▶ _WHAT YOU WILL DO_: Restate each of the lines below word for word and drop every picture.

## begin

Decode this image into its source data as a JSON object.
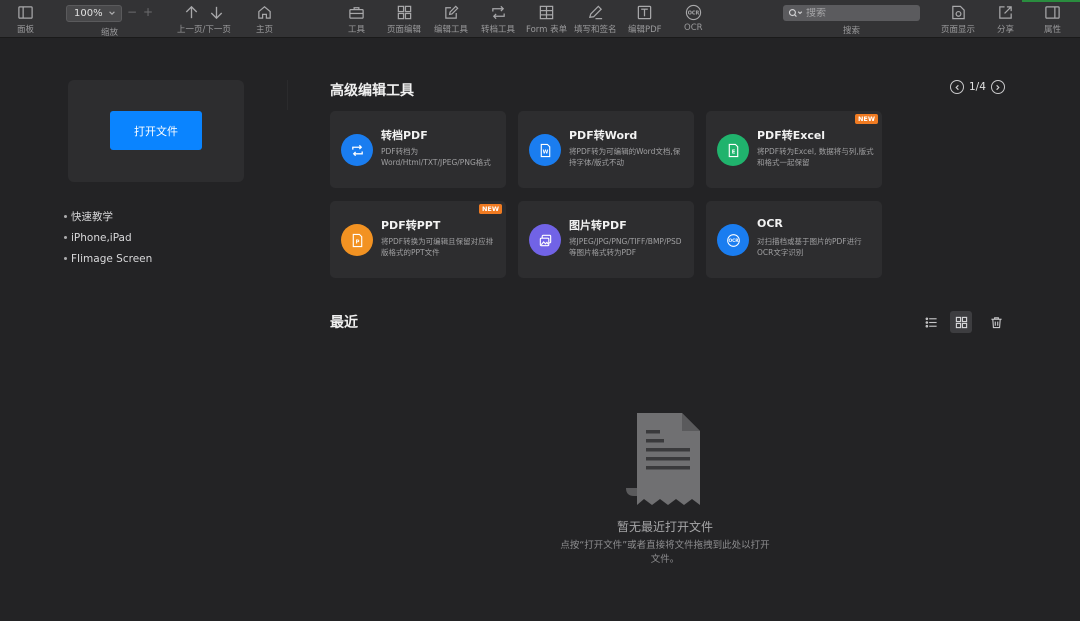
{
  "toolbar": {
    "panel_label": "面板",
    "zoom_value": "100%",
    "zoom_minus": "−",
    "zoom_plus": "+",
    "zoom_label": "缩放",
    "prev_next_label": "上一页/下一页",
    "home_label": "主页",
    "tools_label": "工具",
    "page_edit_label": "页面编辑",
    "edit_tools_label": "编辑工具",
    "convert_tools_label": "转档工具",
    "form_label": "Form 表单",
    "fill_sign_label": "填写和签名",
    "edit_pdf_label": "编辑PDF",
    "ocr_label": "OCR",
    "ocr_icon_text": "OCR",
    "search_placeholder": "搜索",
    "search_label": "搜索",
    "page_display_label": "页面显示",
    "share_label": "分享",
    "properties_label": "属性"
  },
  "left_panel": {
    "open_button": "打开文件",
    "links": [
      "快速教学",
      "iPhone,iPad",
      "FIimage Screen"
    ]
  },
  "tools_section": {
    "title": "高级编辑工具",
    "pager": "1/4",
    "cards": [
      {
        "title": "转档PDF",
        "desc": "PDF转档为Word/Html/TXT/JPEG/PNG格式",
        "badge": "",
        "icon": "convert-icon",
        "color": "#1a7df0"
      },
      {
        "title": "PDF转Word",
        "desc": "将PDF转为可编辑的Word文档,保持字体/版式不动",
        "badge": "",
        "icon": "word-icon",
        "color": "#1a7df0"
      },
      {
        "title": "PDF转Excel",
        "desc": "将PDF转为Excel, 数据将与列,版式和格式一起保留",
        "badge": "NEW",
        "icon": "excel-icon",
        "color": "#20b36d"
      },
      {
        "title": "PDF转PPT",
        "desc": "将PDF转换为可编辑且保留对应排版格式的PPT文件",
        "badge": "NEW",
        "icon": "ppt-icon",
        "color": "#f29222"
      },
      {
        "title": "图片转PDF",
        "desc": "将JPEG/JPG/PNG/TIFF/BMP/PSD等图片格式转为PDF",
        "badge": "",
        "icon": "image-icon",
        "color": "#7163e6"
      },
      {
        "title": "OCR",
        "desc": "对扫描档或基于图片的PDF进行OCR文字识别",
        "badge": "",
        "icon": "ocr-icon",
        "color": "#1a7df0"
      }
    ]
  },
  "recent_section": {
    "title": "最近",
    "empty_title": "暂无最近打开文件",
    "empty_desc": "点按“打开文件”或者直接将文件拖拽到此处以打开文件。"
  }
}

## end

▶ _COMPLETED EXERCISE_:
Decode this image into its source data as a JSON object.
{
  "toolbar": {
    "panel_label": "面板",
    "zoom_value": "100%",
    "zoom_minus": "−",
    "zoom_plus": "+",
    "zoom_label": "缩放",
    "prev_next_label": "上一页/下一页",
    "home_label": "主页",
    "tools_label": "工具",
    "page_edit_label": "页面编辑",
    "edit_tools_label": "编辑工具",
    "convert_tools_label": "转档工具",
    "form_label": "Form 表单",
    "fill_sign_label": "填写和签名",
    "edit_pdf_label": "编辑PDF",
    "ocr_label": "OCR",
    "ocr_icon_text": "OCR",
    "search_placeholder": "搜索",
    "search_label": "搜索",
    "page_display_label": "页面显示",
    "share_label": "分享",
    "properties_label": "属性"
  },
  "left_panel": {
    "open_button": "打开文件",
    "links": [
      "快速教学",
      "iPhone,iPad",
      "FIimage Screen"
    ]
  },
  "tools_section": {
    "title": "高级编辑工具",
    "pager": "1/4",
    "cards": [
      {
        "title": "转档PDF",
        "desc": "PDF转档为Word/Html/TXT/JPEG/PNG格式",
        "badge": "",
        "icon": "convert-icon",
        "color": "#1a7df0"
      },
      {
        "title": "PDF转Word",
        "desc": "将PDF转为可编辑的Word文档,保持字体/版式不动",
        "badge": "",
        "icon": "word-icon",
        "color": "#1a7df0"
      },
      {
        "title": "PDF转Excel",
        "desc": "将PDF转为Excel, 数据将与列,版式和格式一起保留",
        "badge": "NEW",
        "icon": "excel-icon",
        "color": "#20b36d"
      },
      {
        "title": "PDF转PPT",
        "desc": "将PDF转换为可编辑且保留对应排版格式的PPT文件",
        "badge": "NEW",
        "icon": "ppt-icon",
        "color": "#f29222"
      },
      {
        "title": "图片转PDF",
        "desc": "将JPEG/JPG/PNG/TIFF/BMP/PSD等图片格式转为PDF",
        "badge": "",
        "icon": "image-icon",
        "color": "#7163e6"
      },
      {
        "title": "OCR",
        "desc": "对扫描档或基于图片的PDF进行OCR文字识别",
        "badge": "",
        "icon": "ocr-icon",
        "color": "#1a7df0"
      }
    ]
  },
  "recent_section": {
    "title": "最近",
    "empty_title": "暂无最近打开文件",
    "empty_desc": "点按“打开文件”或者直接将文件拖拽到此处以打开文件。"
  }
}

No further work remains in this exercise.